Tuesday, August 30, 2011

Cake and Indian Bracelets

Today I had my best morning yet at EOS. First off, apparently on the last day of every month (which was today, August 30th), the school celebrates all of the birthdays that occurred during the month. So, to my delightful surprise, I walk into my homeroom (Salmon Class) to find all of the children sitting around a beautiful cake wearing party hats (precious!).
Only Olivia had her birthday this month, so her Mom provided everything for the party. In addition to the cake, there was a princess-themed tablecloth, miniature wrapped fruit-baskets for everyone, and an elaborately decorated poster featuring pictures of Olivia. Sharon Teacher, the Korean teacher in charge of Salmon Class (she has been one of the main people training me; I adore her; she is also very pregnant), explained to me what was going on.
Sharon told me that we were celebrating Olivia’s birthday, so I was to read aloud the card that her parents had written about her (which Sharon had translated to English) and help Olivia read something about her and her family. Then I was to ask Olivia some questions about the pictures. Easy enough. I performed my duties, while Angel Teacher (the Korean helper-teacher) took pictures.

Task list:
[1] From the blog post about the birthday party, list every item that Olivia's Mom provided for the celebration.
[2] Answer these from the blog post about the birthday party:
(a) When does the school celebrate the birthdays of the month?
(b) What is the name of the homeroom?
(c) Who took pictures while the duties were performed?
[3] In the blog post about the birthday party, write out everything from "Cake and Indian" down to "was going on.".

Data supplied:
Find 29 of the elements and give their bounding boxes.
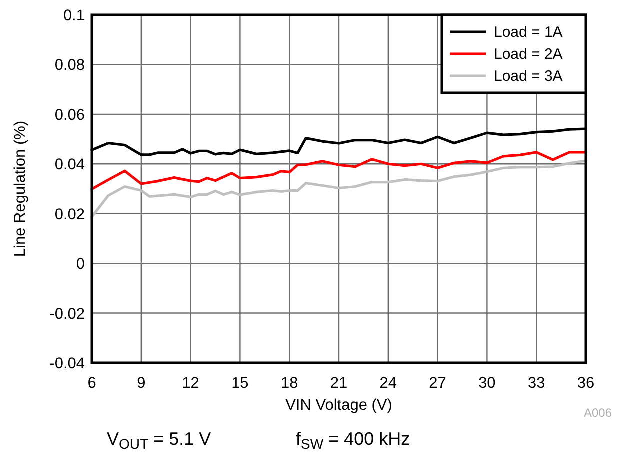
text: A006 xyxy=(584,406,612,420)
x-tick-label: 9 xyxy=(137,375,146,392)
y-tick-label: -0.02 xyxy=(50,306,85,323)
x-tick-label: 12 xyxy=(182,375,200,392)
x-tick-label: 6 xyxy=(88,375,96,392)
x-axis-title: VIN Voltage (V) xyxy=(286,397,392,414)
y-tick-label: 0.08 xyxy=(54,57,85,74)
x-tick-label: 21 xyxy=(330,375,348,392)
y-tick-label: 0.1 xyxy=(63,8,85,24)
x-tick-label: 24 xyxy=(380,375,398,392)
x-tick-label: 18 xyxy=(280,375,298,392)
y-tick-label: 0 xyxy=(76,256,86,274)
line-series xyxy=(90,151,588,191)
legend-label: Load = 2A xyxy=(494,46,563,63)
y-tick-label: 0.06 xyxy=(54,106,85,124)
text: f$_{SW}$ = 400 kHz xyxy=(296,429,410,452)
x-tick-label: 36 xyxy=(577,375,595,392)
y-tick-label: 0.02 xyxy=(54,206,85,224)
x-tick-label: 30 xyxy=(478,375,496,392)
x-tick-label: 27 xyxy=(429,375,446,392)
y-tick-label: 0.04 xyxy=(54,156,86,174)
legend-label: Load = 3A xyxy=(494,68,563,85)
y-tick-label: -0.04 xyxy=(50,356,86,372)
x-tick-label: 33 xyxy=(528,375,546,392)
line-series xyxy=(90,160,588,218)
x-tick-label: 15 xyxy=(232,375,249,392)
y-axis-title: Line Regulation (%) xyxy=(12,120,29,258)
text: V$_{OUT}$ = 5.1 V xyxy=(107,429,212,452)
legend-label: Load = 1A xyxy=(494,24,563,41)
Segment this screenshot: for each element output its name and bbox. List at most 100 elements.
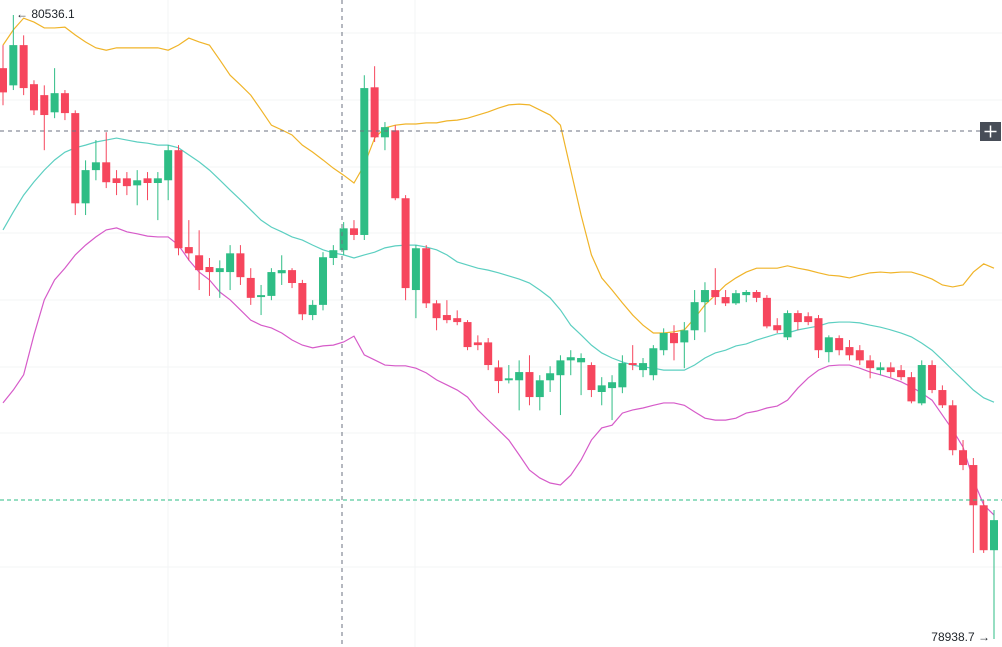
candle-body bbox=[700, 290, 709, 303]
candle bbox=[205, 258, 214, 296]
band-line bbox=[2, 17, 995, 334]
candle bbox=[597, 377, 606, 406]
candle-body bbox=[669, 333, 678, 344]
candle-body bbox=[370, 87, 379, 138]
candle-body bbox=[463, 322, 472, 348]
candle-body bbox=[721, 297, 730, 304]
candle-body bbox=[855, 350, 864, 361]
candle bbox=[546, 366, 555, 392]
candle bbox=[102, 132, 111, 189]
candle bbox=[339, 222, 348, 256]
candle-body bbox=[236, 253, 245, 278]
candle-body bbox=[917, 365, 926, 404]
candle bbox=[370, 66, 379, 142]
candle-body bbox=[546, 373, 555, 381]
candle bbox=[669, 325, 678, 361]
candle bbox=[628, 345, 637, 371]
candle bbox=[0, 45, 7, 106]
candle bbox=[308, 300, 317, 321]
candle-body bbox=[339, 228, 348, 251]
candle bbox=[762, 295, 771, 329]
candle bbox=[525, 355, 534, 406]
candle-body bbox=[391, 130, 400, 199]
candle-body bbox=[411, 248, 420, 291]
candle bbox=[277, 255, 286, 285]
candle-body bbox=[711, 290, 720, 298]
candle bbox=[990, 509, 998, 639]
candle bbox=[773, 318, 782, 334]
candle bbox=[215, 260, 224, 298]
candle bbox=[680, 322, 689, 369]
candle bbox=[639, 358, 648, 378]
add-button[interactable] bbox=[980, 122, 1001, 141]
candle-body bbox=[742, 291, 751, 296]
candle bbox=[804, 312, 813, 326]
candle bbox=[81, 160, 90, 216]
candle bbox=[793, 310, 802, 331]
candle-body bbox=[959, 450, 968, 466]
candle bbox=[938, 385, 947, 409]
candle-body bbox=[979, 505, 988, 551]
candle-body bbox=[535, 380, 544, 398]
candle bbox=[391, 125, 400, 201]
band-line bbox=[2, 227, 995, 516]
candles bbox=[0, 15, 998, 639]
candle bbox=[494, 360, 503, 394]
candle bbox=[164, 145, 173, 201]
candle-body bbox=[793, 313, 802, 323]
candle bbox=[319, 252, 328, 311]
candle bbox=[917, 360, 926, 406]
candle bbox=[907, 372, 916, 404]
candle bbox=[835, 335, 844, 356]
candle-body bbox=[690, 302, 699, 331]
candle-body bbox=[969, 465, 978, 506]
candle-body bbox=[40, 95, 49, 116]
candle bbox=[608, 375, 617, 421]
candle-body bbox=[102, 162, 111, 183]
candle-body bbox=[515, 372, 524, 381]
candle-body bbox=[380, 127, 389, 138]
candle bbox=[535, 375, 544, 411]
candle-body bbox=[329, 250, 338, 259]
candle bbox=[226, 245, 235, 291]
candle bbox=[174, 145, 183, 256]
candle-body bbox=[824, 337, 833, 353]
candle-body bbox=[184, 247, 193, 254]
candle-body bbox=[174, 150, 183, 249]
candle-body bbox=[143, 178, 152, 184]
candle-body bbox=[29, 84, 38, 111]
candle-body bbox=[494, 367, 503, 382]
candle bbox=[298, 279, 307, 321]
candle bbox=[928, 360, 937, 394]
candle-body bbox=[990, 520, 998, 551]
candle bbox=[814, 315, 823, 359]
candle-body bbox=[525, 372, 534, 398]
candle-body bbox=[432, 303, 441, 319]
candle bbox=[700, 282, 709, 333]
candle bbox=[267, 268, 276, 301]
candle-body bbox=[442, 315, 451, 321]
candle bbox=[824, 335, 833, 363]
candle bbox=[721, 290, 730, 307]
candle bbox=[195, 230, 204, 291]
candle bbox=[40, 85, 49, 151]
candle-body bbox=[112, 178, 121, 184]
candle-body bbox=[659, 333, 668, 351]
candle-body bbox=[133, 180, 142, 186]
candle-body bbox=[876, 367, 885, 371]
candle bbox=[19, 35, 28, 96]
candle bbox=[845, 340, 854, 361]
candle bbox=[257, 284, 266, 316]
candle bbox=[659, 328, 668, 356]
candle-body bbox=[453, 318, 462, 323]
candle bbox=[783, 310, 792, 341]
candle-body bbox=[9, 45, 18, 86]
candle bbox=[91, 140, 100, 181]
max-label: ← 80536.1 bbox=[16, 7, 75, 21]
candle bbox=[855, 345, 864, 366]
candle-body bbox=[246, 277, 255, 298]
min-label: 78938.7 → bbox=[931, 630, 990, 644]
candle bbox=[143, 172, 152, 201]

Completed exercise:
[1]
- a cake
- a princess-themed tablecloth
- miniature wrapped fruit-baskets for everyone
- an elaborately decorated poster featuring pictures of Olivia

[2]
(a) On the last day of every month.
(b) Salmon Class.
(c) Angel Teacher, the Korean helper-teacher.

[3]
Cake and Indian Bracelets

Today I had my best morning yet at EOS. First off, apparently on the last day of every month (which was today, August 30th), the school celebrates all of the birthdays that occurred during the month. So, to my delightful surprise, I walk into my homeroom (Salmon Class) to find all of the children sitting around a beautiful cake wearing party hats (precious!).
Only Olivia had her birthday this month, so her Mom provided everything for the party. In addition to the cake, there was a princess-themed tablecloth, miniature wrapped fruit-baskets for everyone, and an elaborately decorated poster featuring pictures of Olivia. Sharon Teacher, the Korean teacher in charge of Salmon Class (she has been one of the main people training me; I adore her; she is also very pregnant), explained to me what was going on.